Set exercise: Search the data for the string "клана" and gather each line it is in.

Entries taken from a collection:
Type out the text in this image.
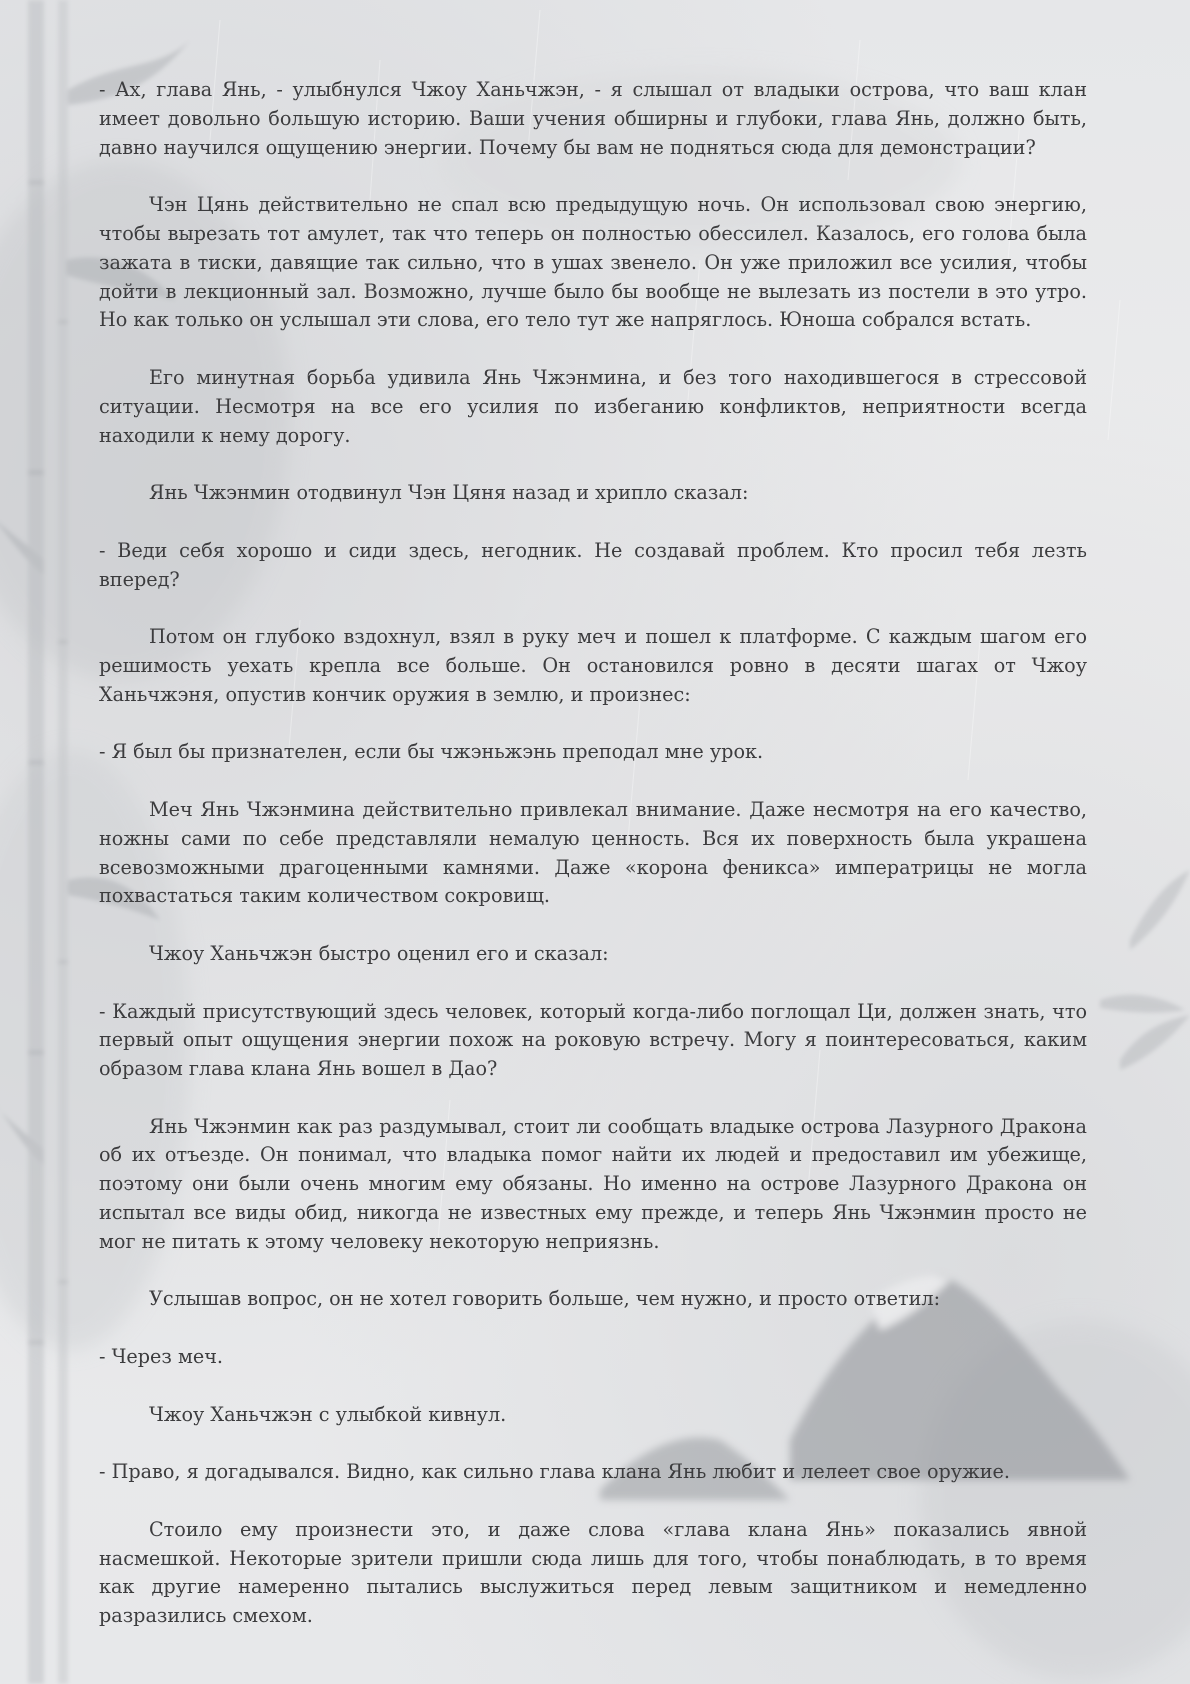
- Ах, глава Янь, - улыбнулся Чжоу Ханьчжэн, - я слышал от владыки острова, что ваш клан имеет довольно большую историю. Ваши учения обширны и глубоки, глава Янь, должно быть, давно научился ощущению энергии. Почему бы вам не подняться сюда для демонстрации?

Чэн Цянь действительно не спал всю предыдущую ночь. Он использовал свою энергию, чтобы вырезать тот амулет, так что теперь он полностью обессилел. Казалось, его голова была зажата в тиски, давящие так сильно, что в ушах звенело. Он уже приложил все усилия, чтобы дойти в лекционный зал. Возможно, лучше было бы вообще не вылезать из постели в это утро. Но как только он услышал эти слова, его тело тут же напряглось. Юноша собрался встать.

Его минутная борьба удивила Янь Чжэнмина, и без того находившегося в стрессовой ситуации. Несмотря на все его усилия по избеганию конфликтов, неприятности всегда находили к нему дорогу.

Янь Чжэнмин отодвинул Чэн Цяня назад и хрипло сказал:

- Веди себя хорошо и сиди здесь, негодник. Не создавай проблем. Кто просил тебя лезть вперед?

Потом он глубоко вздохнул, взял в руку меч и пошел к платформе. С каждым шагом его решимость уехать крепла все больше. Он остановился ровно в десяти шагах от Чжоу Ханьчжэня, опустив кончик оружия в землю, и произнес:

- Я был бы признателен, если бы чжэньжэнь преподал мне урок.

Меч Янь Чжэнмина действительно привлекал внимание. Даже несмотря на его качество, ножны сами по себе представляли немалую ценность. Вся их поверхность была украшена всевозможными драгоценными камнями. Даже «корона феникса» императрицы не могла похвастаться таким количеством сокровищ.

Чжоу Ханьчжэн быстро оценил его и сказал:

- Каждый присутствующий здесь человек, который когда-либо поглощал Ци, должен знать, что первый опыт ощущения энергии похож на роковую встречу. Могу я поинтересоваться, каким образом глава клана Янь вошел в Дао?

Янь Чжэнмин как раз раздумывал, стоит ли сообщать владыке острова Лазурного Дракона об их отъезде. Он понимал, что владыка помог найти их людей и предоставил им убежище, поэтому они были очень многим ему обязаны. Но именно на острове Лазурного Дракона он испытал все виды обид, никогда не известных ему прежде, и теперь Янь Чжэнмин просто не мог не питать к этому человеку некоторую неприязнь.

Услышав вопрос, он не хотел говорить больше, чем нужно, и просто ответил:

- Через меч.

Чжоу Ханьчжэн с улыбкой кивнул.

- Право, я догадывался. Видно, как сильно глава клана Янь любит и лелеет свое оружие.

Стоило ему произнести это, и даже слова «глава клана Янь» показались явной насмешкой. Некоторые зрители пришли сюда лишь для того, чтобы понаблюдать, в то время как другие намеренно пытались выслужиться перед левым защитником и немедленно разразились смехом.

==

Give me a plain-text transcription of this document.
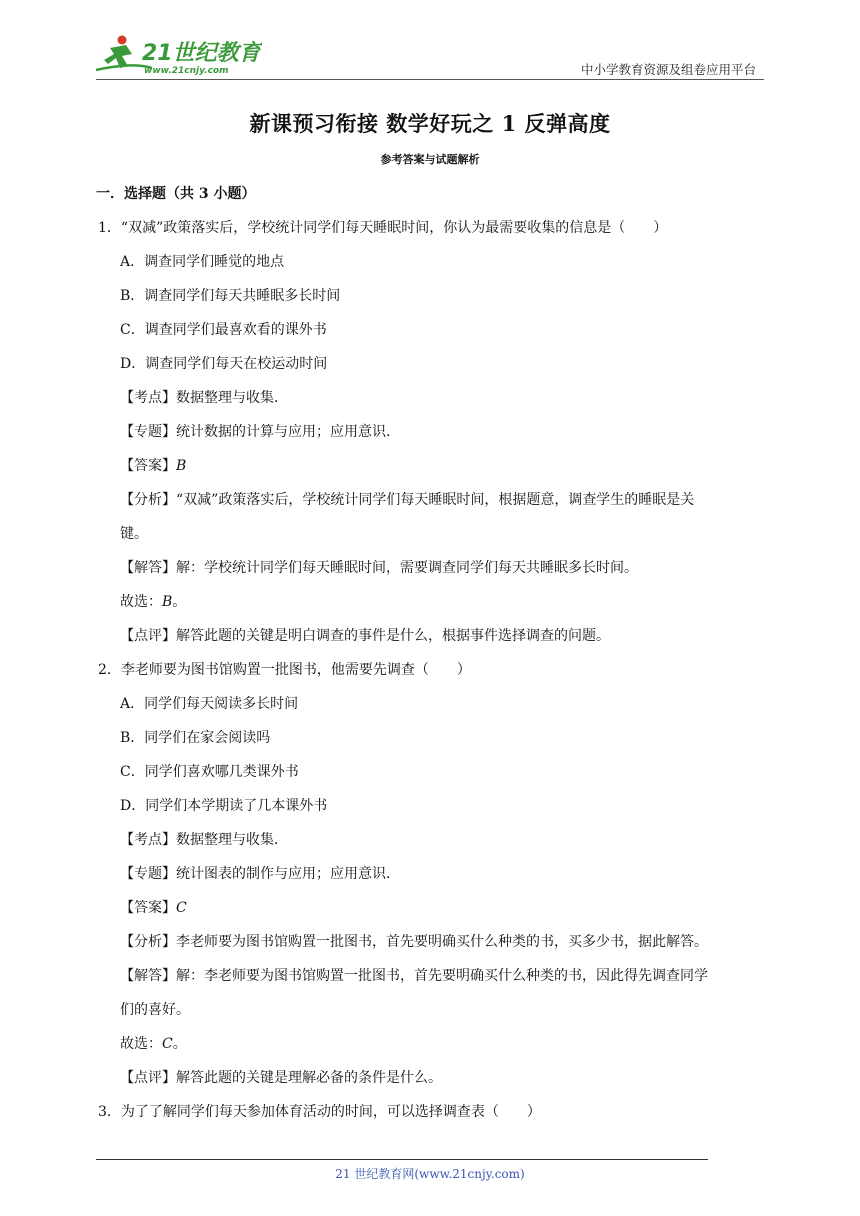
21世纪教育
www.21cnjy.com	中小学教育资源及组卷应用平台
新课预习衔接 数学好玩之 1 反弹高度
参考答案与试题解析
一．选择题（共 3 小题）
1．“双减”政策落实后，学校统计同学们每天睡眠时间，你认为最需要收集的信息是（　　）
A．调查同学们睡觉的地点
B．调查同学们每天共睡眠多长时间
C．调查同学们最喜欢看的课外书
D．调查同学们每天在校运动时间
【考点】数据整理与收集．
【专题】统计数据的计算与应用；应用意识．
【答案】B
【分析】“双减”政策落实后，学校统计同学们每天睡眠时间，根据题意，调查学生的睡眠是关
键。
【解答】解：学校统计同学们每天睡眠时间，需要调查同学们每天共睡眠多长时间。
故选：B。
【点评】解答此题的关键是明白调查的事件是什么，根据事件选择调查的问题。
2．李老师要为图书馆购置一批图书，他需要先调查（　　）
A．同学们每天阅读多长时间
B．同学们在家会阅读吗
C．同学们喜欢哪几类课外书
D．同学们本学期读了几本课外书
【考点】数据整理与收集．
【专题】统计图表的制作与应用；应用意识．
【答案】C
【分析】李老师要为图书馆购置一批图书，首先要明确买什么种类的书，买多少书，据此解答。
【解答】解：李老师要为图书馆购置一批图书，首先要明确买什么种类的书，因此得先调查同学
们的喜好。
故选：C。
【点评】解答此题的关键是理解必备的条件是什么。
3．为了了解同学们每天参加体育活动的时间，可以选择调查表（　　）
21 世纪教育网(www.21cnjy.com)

* * *

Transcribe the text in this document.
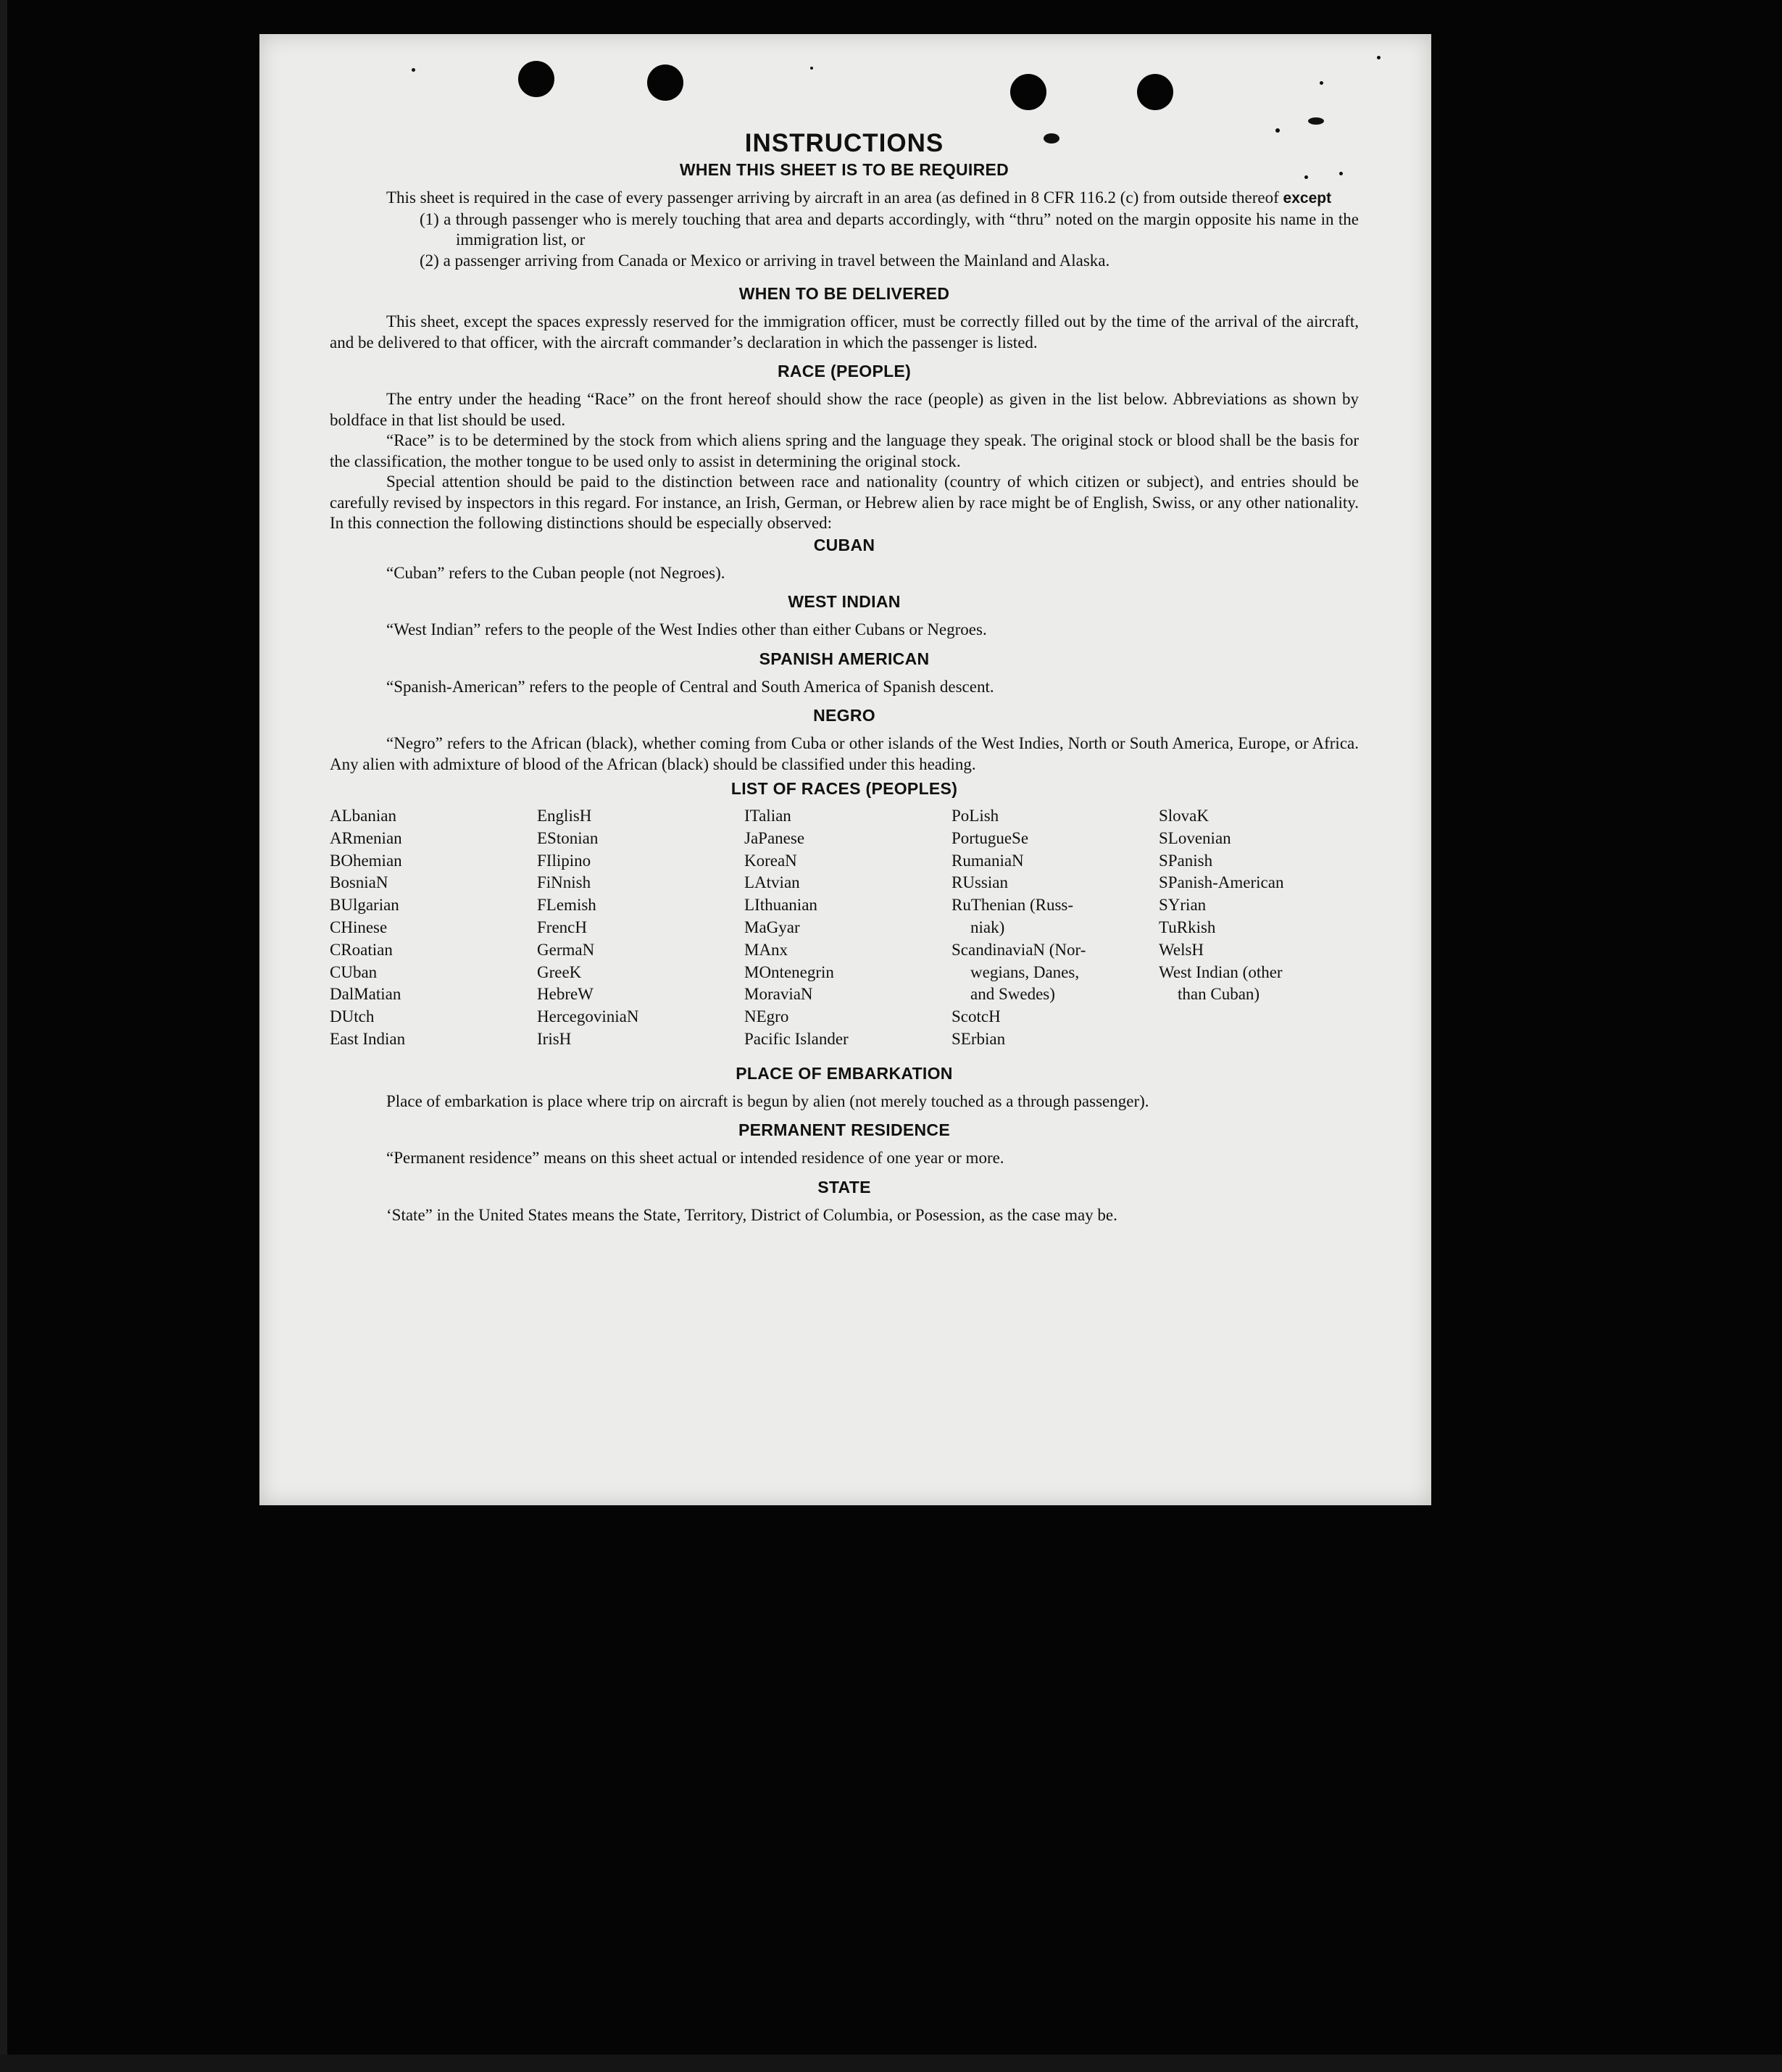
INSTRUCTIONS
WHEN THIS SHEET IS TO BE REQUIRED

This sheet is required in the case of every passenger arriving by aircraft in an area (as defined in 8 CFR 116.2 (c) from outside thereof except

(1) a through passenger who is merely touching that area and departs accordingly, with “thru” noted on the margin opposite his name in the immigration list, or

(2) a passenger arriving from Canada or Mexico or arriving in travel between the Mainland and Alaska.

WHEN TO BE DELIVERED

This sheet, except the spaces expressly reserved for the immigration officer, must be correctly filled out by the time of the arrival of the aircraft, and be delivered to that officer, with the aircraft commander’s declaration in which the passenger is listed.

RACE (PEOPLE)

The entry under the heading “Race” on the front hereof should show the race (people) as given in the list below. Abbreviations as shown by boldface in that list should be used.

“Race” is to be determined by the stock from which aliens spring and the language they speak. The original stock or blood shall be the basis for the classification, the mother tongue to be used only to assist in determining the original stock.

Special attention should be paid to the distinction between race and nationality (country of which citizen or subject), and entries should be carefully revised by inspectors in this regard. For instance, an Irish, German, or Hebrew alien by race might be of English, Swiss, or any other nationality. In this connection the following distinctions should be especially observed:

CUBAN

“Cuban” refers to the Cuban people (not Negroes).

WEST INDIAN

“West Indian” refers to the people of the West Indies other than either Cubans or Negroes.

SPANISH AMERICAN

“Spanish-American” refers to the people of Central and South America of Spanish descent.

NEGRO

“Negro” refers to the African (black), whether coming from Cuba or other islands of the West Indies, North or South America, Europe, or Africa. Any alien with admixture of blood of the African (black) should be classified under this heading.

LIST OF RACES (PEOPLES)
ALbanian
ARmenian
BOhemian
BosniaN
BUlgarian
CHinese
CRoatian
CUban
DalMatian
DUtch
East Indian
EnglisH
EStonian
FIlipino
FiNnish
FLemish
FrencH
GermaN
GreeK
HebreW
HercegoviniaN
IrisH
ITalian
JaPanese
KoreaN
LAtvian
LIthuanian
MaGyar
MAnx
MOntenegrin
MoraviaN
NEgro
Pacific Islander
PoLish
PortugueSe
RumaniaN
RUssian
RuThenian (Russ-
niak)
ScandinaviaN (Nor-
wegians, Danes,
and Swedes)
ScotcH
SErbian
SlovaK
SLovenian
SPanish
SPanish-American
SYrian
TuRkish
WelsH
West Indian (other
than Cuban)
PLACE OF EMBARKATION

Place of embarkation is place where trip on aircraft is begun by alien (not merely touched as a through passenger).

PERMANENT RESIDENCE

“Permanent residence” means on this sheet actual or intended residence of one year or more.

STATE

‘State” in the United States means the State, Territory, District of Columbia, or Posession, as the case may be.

Worked answer:
- Каждый присутствующий здесь человек, который когда-либо поглощал Ци, должен знать, что первый опыт ощущения энергии похож на роковую встречу. Могу я поинтересоваться, каким образом глава клана Янь вошел в Дао?
- Право, я догадывался. Видно, как сильно глава клана Янь любит и лелеет свое оружие.
Стоило ему произнести это, и даже слова «глава клана Янь» показались явной насмешкой. Некоторые зрители пришли сюда лишь для того, чтобы понаблюдать, в то время как другие намеренно пытались выслужиться перед левым защитником и немедленно разразились смехом.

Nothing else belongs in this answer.